* 指示文: 次の一覧の行を、一字も変えずにすべて書き写してください。画像の行は答えに入れないでください。

* 要素と領域のデータ:

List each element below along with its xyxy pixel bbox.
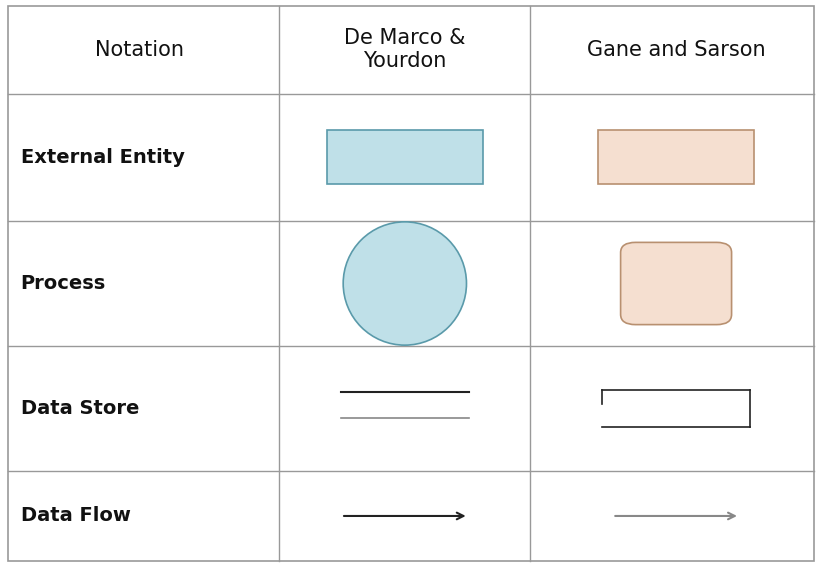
Bar [327,130,483,184]
Text: De Marco &
Yourdon: De Marco & Yourdon [344,28,465,71]
Text: Data Flow: Data Flow [21,506,131,526]
Bar [598,130,755,184]
Text: Data Store: Data Store [21,399,139,418]
Ellipse shape [344,222,467,345]
Text: External Entity: External Entity [21,148,184,167]
Text: Gane and Sarson: Gane and Sarson [587,40,765,60]
Text: Process: Process [21,274,106,293]
Text: Notation: Notation [95,40,184,60]
FancyBboxPatch shape [621,243,732,324]
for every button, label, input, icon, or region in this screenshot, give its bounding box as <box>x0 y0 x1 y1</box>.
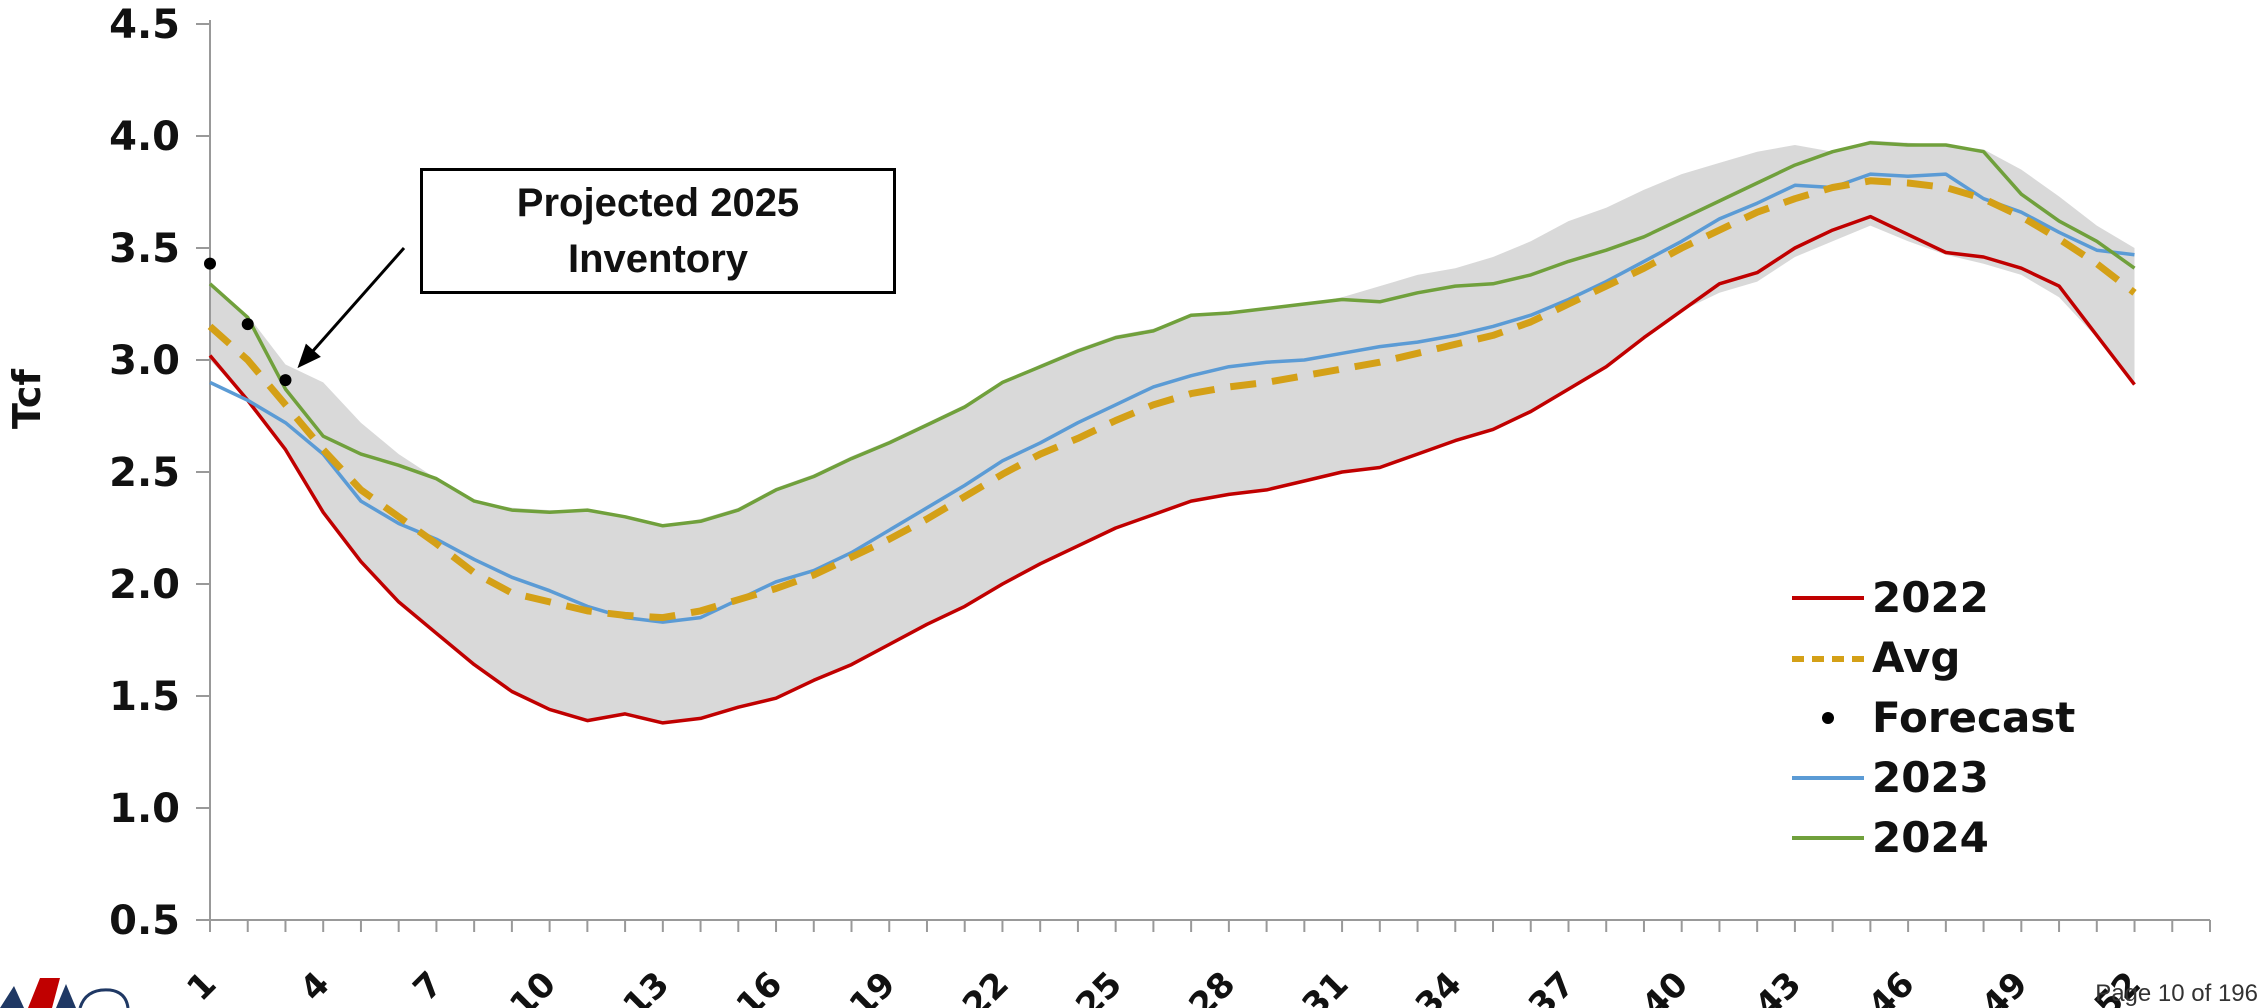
legend-item-avg: Avg <box>1792 628 2092 688</box>
x-tick-label: 1 <box>179 964 224 1008</box>
x-tick-label: 13 <box>615 964 677 1008</box>
x-tick-label: 49 <box>1974 964 2036 1008</box>
series-forecast-point <box>241 318 254 331</box>
logo-icon <box>0 978 130 1008</box>
annotation-line-2: Inventory <box>567 237 749 281</box>
series-2023-line <box>209 172 2135 624</box>
legend-swatch <box>1792 776 1864 780</box>
legend-swatch <box>1822 712 1834 724</box>
series-2022-line <box>208 214 2136 725</box>
series-2024-line <box>208 140 2136 528</box>
y-tick-label: 2.5 <box>109 450 180 496</box>
series-avg-line <box>207 177 2137 622</box>
x-tick-label: 16 <box>729 964 791 1008</box>
legend-swatch <box>1792 836 1864 840</box>
legend-label: 2024 <box>1872 813 1989 862</box>
annotation-callout-box: Projected 2025 Inventory <box>420 168 896 294</box>
x-tick-label: 34 <box>1408 964 1470 1008</box>
y-tick-label: 1.0 <box>109 786 180 832</box>
legend-label: 2022 <box>1872 573 1989 622</box>
range-band-layer <box>210 140 2135 723</box>
chart-legend: 2022 Avg Forecast 2023 2024 <box>1792 568 2092 868</box>
x-tick-label: 28 <box>1181 964 1243 1008</box>
legend-swatch <box>1792 596 1864 600</box>
y-tick-label: 2.0 <box>109 562 180 608</box>
x-tick-label: 10 <box>502 964 564 1008</box>
x-tick-label: 4 <box>293 964 338 1008</box>
y-tick-label: 1.5 <box>109 674 180 720</box>
x-tick-label: 22 <box>955 964 1017 1008</box>
legend-item-2024: 2024 <box>1792 808 2092 868</box>
legend-label: Avg <box>1872 633 1961 682</box>
annotation-arrow-head <box>297 343 321 369</box>
legend-label: 2023 <box>1872 753 1989 802</box>
y-tick-label: 3.5 <box>109 226 180 272</box>
x-tick-label: 37 <box>1521 964 1583 1008</box>
legend-swatch <box>1792 656 1864 662</box>
series-layer <box>204 140 2137 725</box>
legend-item-forecast: Forecast <box>1792 688 2092 748</box>
annotation-arrow-layer <box>297 247 406 369</box>
x-tick-label: 40 <box>1634 964 1696 1008</box>
x-tick-label: 46 <box>1861 964 1923 1008</box>
series-forecast-point <box>204 257 216 270</box>
x-tick-label: 31 <box>1295 964 1357 1008</box>
x-tick-label: 43 <box>1748 964 1810 1008</box>
y-tick-label: 4.5 <box>109 2 180 48</box>
legend-item-2022: 2022 <box>1792 568 2092 628</box>
page-number: Page 10 of 196 <box>2095 980 2258 1007</box>
x-tick-label: 19 <box>842 964 904 1008</box>
range-band <box>210 140 2135 723</box>
legend-label: Forecast <box>1872 693 2076 742</box>
legend-item-2023: 2023 <box>1792 748 2092 808</box>
x-tick-label: 25 <box>1068 964 1130 1008</box>
x-tick-label: 7 <box>406 964 451 1008</box>
y-tick-label: 3.0 <box>109 338 180 384</box>
y-tick-label: 4.0 <box>109 114 180 160</box>
annotation-line-1: Projected 2025 <box>516 181 800 225</box>
y-axis-title: Tcf <box>5 369 49 429</box>
annotation-arrow-line <box>306 247 406 359</box>
series-forecast-point <box>279 374 292 387</box>
y-tick-label: 0.5 <box>109 898 180 944</box>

* 解答例:
List each element below along with its xyxy pixel bbox.
Bar [327,130,483,184]
Text: De Marco &
Yourdon: De Marco & Yourdon [344,28,465,71]
Text: Data Flow: Data Flow [21,506,131,526]
Bar [598,130,755,184]
Text: Data Store: Data Store [21,399,139,418]
Ellipse shape [344,222,467,345]
Text: External Entity: External Entity [21,148,184,167]
Text: Gane and Sarson: Gane and Sarson [587,40,765,60]
Text: Process: Process [21,274,106,293]
Text: Notation: Notation [95,40,184,60]
FancyBboxPatch shape [621,243,732,324]
for every button, label, input, icon, or region in this screenshot, give its bounding box as <box>x0 y0 x1 y1</box>.
legend-item-avg: Avg <box>1792 628 2092 688</box>
x-tick-label: 1 <box>179 964 224 1008</box>
x-tick-label: 13 <box>615 964 677 1008</box>
x-tick-label: 49 <box>1974 964 2036 1008</box>
series-forecast-point <box>241 318 254 331</box>
logo-icon <box>0 978 130 1008</box>
annotation-line-2: Inventory <box>567 237 749 281</box>
series-2023-line <box>209 172 2135 624</box>
legend-swatch <box>1792 776 1864 780</box>
legend-swatch <box>1822 712 1834 724</box>
series-2022-line <box>208 214 2136 725</box>
series-2024-line <box>208 140 2136 528</box>
y-tick-label: 2.5 <box>109 450 180 496</box>
series-avg-line <box>207 177 2137 622</box>
x-tick-label: 16 <box>729 964 791 1008</box>
legend-swatch <box>1792 836 1864 840</box>
legend-label: 2024 <box>1872 813 1989 862</box>
annotation-callout-box: Projected 2025 Inventory <box>420 168 896 294</box>
x-tick-label: 34 <box>1408 964 1470 1008</box>
y-tick-label: 1.0 <box>109 786 180 832</box>
legend-label: 2022 <box>1872 573 1989 622</box>
range-band-layer <box>210 140 2135 723</box>
chart-legend: 2022 Avg Forecast 2023 2024 <box>1792 568 2092 868</box>
x-tick-label: 28 <box>1181 964 1243 1008</box>
legend-swatch <box>1792 596 1864 600</box>
y-tick-label: 2.0 <box>109 562 180 608</box>
x-tick-label: 10 <box>502 964 564 1008</box>
x-tick-label: 4 <box>293 964 338 1008</box>
y-tick-label: 1.5 <box>109 674 180 720</box>
x-tick-label: 22 <box>955 964 1017 1008</box>
legend-item-2024: 2024 <box>1792 808 2092 868</box>
legend-label: Avg <box>1872 633 1961 682</box>
annotation-arrow-head <box>297 343 321 369</box>
legend-label: 2023 <box>1872 753 1989 802</box>
y-tick-label: 3.5 <box>109 226 180 272</box>
x-tick-label: 37 <box>1521 964 1583 1008</box>
legend-swatch <box>1792 656 1864 662</box>
series-layer <box>204 140 2137 725</box>
legend-item-forecast: Forecast <box>1792 688 2092 748</box>
annotation-arrow-layer <box>297 247 406 369</box>
x-tick-label: 40 <box>1634 964 1696 1008</box>
x-tick-label: 46 <box>1861 964 1923 1008</box>
series-forecast-point <box>204 257 216 270</box>
x-tick-label: 31 <box>1295 964 1357 1008</box>
x-tick-label: 43 <box>1748 964 1810 1008</box>
y-tick-label: 4.5 <box>109 2 180 48</box>
legend-item-2022: 2022 <box>1792 568 2092 628</box>
page-number: Page 10 of 196 <box>2095 980 2258 1007</box>
x-tick-label: 19 <box>842 964 904 1008</box>
range-band <box>210 140 2135 723</box>
legend-label: Forecast <box>1872 693 2076 742</box>
legend-item-2023: 2023 <box>1792 748 2092 808</box>
x-tick-label: 25 <box>1068 964 1130 1008</box>
x-tick-label: 7 <box>406 964 451 1008</box>
y-tick-label: 3.0 <box>109 338 180 384</box>
y-tick-label: 4.0 <box>109 114 180 160</box>
annotation-line-1: Projected 2025 <box>516 181 800 225</box>
y-axis-title: Tcf <box>5 369 49 429</box>
annotation-arrow-line <box>306 247 406 359</box>
series-forecast-point <box>279 374 292 387</box>
y-tick-label: 0.5 <box>109 898 180 944</box>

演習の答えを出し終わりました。